- _GIVEN INSTRUCTION_
Return every line of the data below that contains the string "pros".

- _DATA SHOWN_
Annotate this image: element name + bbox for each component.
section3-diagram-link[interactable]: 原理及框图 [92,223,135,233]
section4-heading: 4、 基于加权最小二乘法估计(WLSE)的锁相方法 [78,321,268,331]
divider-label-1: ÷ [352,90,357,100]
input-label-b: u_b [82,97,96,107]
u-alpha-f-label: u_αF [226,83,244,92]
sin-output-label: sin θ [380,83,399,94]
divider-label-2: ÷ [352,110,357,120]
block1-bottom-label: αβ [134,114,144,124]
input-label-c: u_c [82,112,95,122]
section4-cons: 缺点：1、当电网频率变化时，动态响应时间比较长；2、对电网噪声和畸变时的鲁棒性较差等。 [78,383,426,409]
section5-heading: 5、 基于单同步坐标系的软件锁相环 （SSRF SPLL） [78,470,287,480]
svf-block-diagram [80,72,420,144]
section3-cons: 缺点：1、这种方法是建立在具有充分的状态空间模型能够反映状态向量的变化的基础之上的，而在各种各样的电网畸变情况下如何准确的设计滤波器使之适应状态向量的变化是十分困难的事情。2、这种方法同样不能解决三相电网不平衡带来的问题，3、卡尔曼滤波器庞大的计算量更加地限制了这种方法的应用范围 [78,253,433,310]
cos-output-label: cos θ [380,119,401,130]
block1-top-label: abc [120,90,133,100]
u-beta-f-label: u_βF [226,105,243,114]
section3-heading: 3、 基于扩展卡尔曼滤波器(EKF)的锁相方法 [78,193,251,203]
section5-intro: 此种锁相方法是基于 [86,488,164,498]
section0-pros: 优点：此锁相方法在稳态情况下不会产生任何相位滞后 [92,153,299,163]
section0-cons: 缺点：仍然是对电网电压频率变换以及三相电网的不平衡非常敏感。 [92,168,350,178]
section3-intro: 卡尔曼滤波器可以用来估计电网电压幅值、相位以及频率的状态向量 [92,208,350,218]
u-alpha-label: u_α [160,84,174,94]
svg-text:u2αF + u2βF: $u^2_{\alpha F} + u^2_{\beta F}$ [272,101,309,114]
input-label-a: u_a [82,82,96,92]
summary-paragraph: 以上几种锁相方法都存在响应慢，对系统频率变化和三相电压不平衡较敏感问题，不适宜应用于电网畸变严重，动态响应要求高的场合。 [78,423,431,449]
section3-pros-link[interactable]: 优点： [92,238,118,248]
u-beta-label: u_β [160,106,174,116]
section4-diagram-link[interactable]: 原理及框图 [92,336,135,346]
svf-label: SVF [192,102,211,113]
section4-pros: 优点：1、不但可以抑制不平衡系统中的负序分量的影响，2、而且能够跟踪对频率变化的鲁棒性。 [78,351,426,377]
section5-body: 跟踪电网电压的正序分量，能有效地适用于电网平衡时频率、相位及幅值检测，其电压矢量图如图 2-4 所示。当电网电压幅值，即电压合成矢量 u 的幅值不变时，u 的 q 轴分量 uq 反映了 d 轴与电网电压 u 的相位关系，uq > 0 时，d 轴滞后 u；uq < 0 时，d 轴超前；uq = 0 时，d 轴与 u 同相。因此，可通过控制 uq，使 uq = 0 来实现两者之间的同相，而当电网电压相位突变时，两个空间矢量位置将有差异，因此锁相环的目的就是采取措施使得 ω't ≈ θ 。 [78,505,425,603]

* * *

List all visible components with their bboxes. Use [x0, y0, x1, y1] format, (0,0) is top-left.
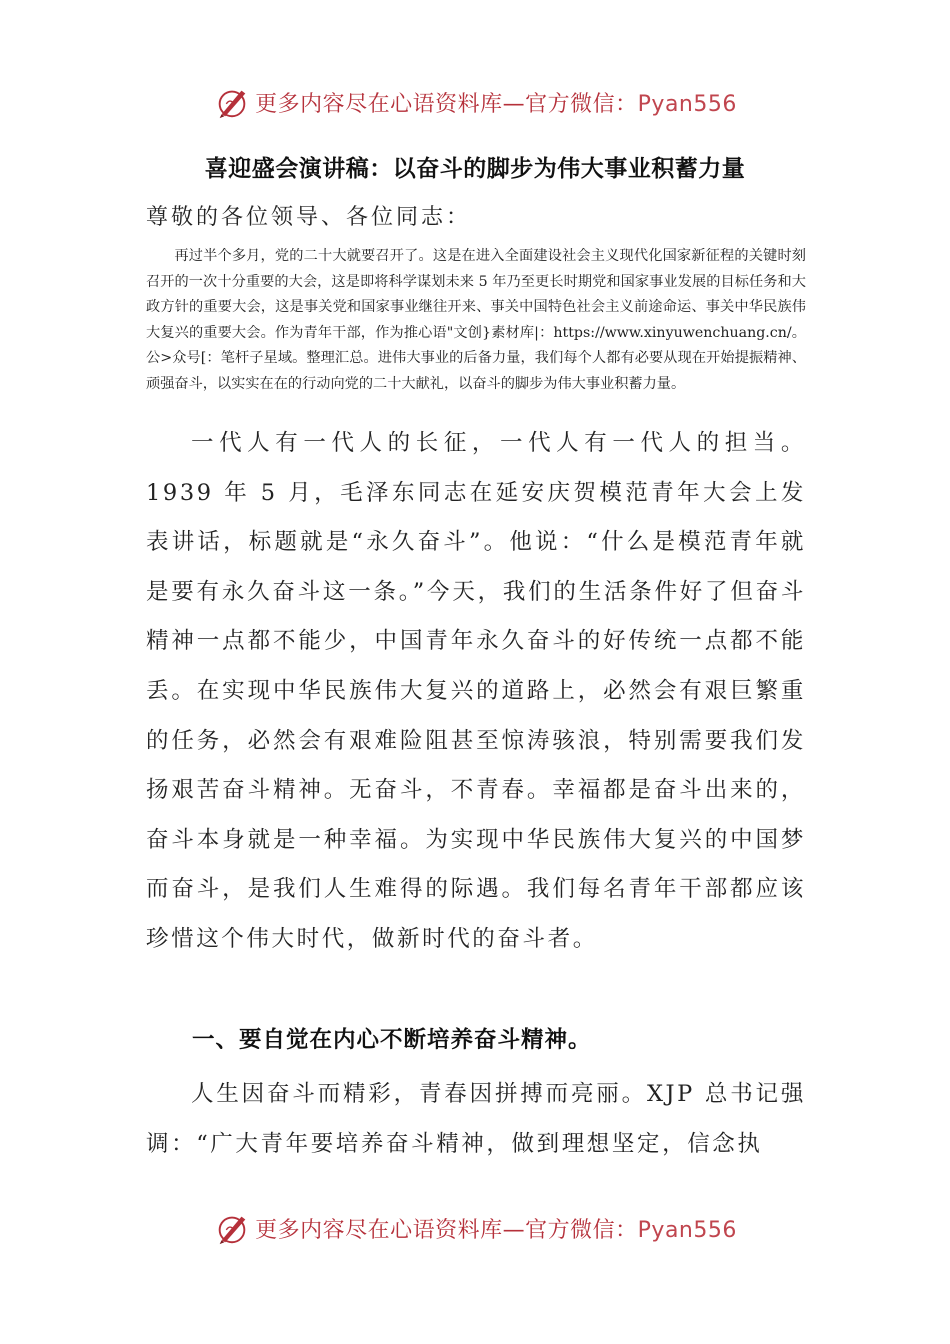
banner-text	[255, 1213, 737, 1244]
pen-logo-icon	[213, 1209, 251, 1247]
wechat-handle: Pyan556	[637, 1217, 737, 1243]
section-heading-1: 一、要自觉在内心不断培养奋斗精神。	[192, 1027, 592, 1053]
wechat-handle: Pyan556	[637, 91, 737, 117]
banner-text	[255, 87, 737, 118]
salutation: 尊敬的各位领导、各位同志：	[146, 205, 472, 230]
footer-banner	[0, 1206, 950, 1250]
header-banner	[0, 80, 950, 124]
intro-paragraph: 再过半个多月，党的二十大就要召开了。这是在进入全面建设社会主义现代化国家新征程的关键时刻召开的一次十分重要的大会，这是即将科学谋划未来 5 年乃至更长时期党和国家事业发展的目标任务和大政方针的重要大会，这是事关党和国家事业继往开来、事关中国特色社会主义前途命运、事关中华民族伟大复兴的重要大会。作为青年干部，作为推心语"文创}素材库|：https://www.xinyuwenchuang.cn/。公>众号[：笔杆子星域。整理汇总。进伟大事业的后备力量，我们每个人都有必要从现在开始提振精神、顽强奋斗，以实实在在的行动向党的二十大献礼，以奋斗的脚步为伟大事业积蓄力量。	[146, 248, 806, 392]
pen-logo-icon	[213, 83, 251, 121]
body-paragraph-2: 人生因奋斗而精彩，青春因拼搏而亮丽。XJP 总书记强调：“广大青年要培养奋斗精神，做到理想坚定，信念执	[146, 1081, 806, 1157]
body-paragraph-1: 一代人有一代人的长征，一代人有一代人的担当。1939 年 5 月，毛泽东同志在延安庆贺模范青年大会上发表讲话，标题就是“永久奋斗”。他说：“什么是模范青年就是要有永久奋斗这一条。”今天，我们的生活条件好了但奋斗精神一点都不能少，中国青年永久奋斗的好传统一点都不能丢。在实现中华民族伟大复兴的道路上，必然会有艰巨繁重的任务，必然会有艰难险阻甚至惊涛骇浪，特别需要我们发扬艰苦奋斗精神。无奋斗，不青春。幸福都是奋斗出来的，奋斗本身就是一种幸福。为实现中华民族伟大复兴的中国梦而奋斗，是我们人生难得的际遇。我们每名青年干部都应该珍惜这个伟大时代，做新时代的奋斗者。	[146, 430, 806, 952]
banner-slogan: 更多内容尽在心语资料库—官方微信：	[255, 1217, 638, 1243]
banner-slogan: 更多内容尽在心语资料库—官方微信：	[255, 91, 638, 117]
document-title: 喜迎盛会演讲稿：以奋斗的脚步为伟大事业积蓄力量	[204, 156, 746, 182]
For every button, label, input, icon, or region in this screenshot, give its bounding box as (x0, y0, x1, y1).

- _FINAL RESULT_
section0-pros: 优点：此锁相方法在稳态情况下不会产生任何相位滞后 [92,153,299,163]
section3-pros-link[interactable]: 优点： [92,238,118,248]
section4-pros: 优点：1、不但可以抑制不平衡系统中的负序分量的影响，2、而且能够跟踪对频率变化的鲁棒性。 [78,351,426,377]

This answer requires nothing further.